[Collected data entries]
----------
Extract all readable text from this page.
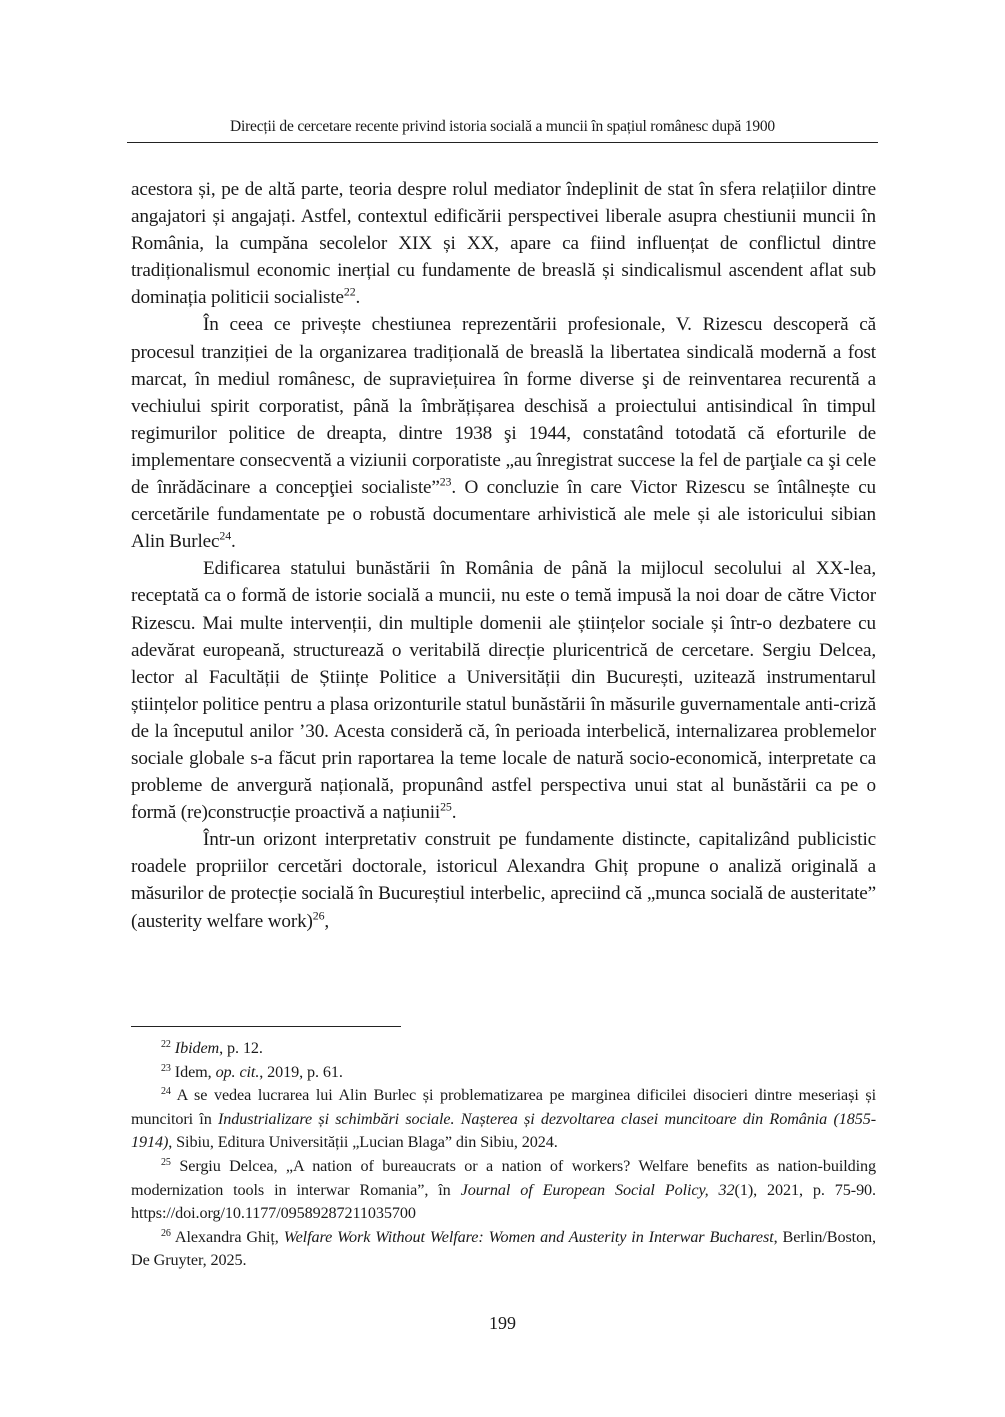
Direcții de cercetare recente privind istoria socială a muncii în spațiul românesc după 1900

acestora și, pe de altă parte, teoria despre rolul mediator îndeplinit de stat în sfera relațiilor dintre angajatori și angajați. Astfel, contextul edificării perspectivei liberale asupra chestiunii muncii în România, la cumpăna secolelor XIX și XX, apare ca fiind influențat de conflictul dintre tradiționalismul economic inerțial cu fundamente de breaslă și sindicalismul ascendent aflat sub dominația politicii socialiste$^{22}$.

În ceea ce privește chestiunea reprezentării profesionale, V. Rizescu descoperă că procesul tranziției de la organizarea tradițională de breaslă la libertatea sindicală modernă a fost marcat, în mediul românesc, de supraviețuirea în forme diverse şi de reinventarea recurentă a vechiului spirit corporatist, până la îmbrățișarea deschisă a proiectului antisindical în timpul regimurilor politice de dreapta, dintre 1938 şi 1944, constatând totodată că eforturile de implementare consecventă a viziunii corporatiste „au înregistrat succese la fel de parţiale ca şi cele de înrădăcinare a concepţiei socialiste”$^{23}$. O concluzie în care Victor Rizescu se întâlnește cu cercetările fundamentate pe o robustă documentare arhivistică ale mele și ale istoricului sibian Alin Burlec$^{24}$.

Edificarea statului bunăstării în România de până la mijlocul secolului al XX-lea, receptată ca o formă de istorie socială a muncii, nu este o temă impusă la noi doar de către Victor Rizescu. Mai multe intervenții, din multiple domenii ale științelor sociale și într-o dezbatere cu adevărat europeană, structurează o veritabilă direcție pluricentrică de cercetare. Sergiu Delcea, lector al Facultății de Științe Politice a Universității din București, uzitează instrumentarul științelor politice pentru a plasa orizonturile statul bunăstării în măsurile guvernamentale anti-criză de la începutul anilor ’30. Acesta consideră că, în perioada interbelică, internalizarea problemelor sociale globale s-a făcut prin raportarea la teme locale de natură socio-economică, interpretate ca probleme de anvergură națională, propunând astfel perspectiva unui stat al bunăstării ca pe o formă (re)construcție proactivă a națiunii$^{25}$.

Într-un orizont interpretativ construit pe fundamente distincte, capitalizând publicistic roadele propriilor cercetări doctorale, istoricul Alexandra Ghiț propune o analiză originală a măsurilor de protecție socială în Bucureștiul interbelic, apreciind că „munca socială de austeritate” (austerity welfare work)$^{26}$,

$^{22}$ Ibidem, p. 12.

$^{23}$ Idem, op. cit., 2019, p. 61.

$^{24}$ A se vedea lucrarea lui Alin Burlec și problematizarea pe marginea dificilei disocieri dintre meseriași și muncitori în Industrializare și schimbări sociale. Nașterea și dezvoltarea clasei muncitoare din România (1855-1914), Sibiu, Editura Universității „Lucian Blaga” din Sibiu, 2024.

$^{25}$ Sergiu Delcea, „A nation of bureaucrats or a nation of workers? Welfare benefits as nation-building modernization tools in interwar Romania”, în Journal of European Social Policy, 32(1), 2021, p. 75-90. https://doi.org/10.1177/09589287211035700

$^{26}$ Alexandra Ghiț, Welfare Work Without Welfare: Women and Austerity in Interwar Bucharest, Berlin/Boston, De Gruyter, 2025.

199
----------
Determine how many lines in the data above contain the string "sociale". Give nothing except the number.

Full answer |
2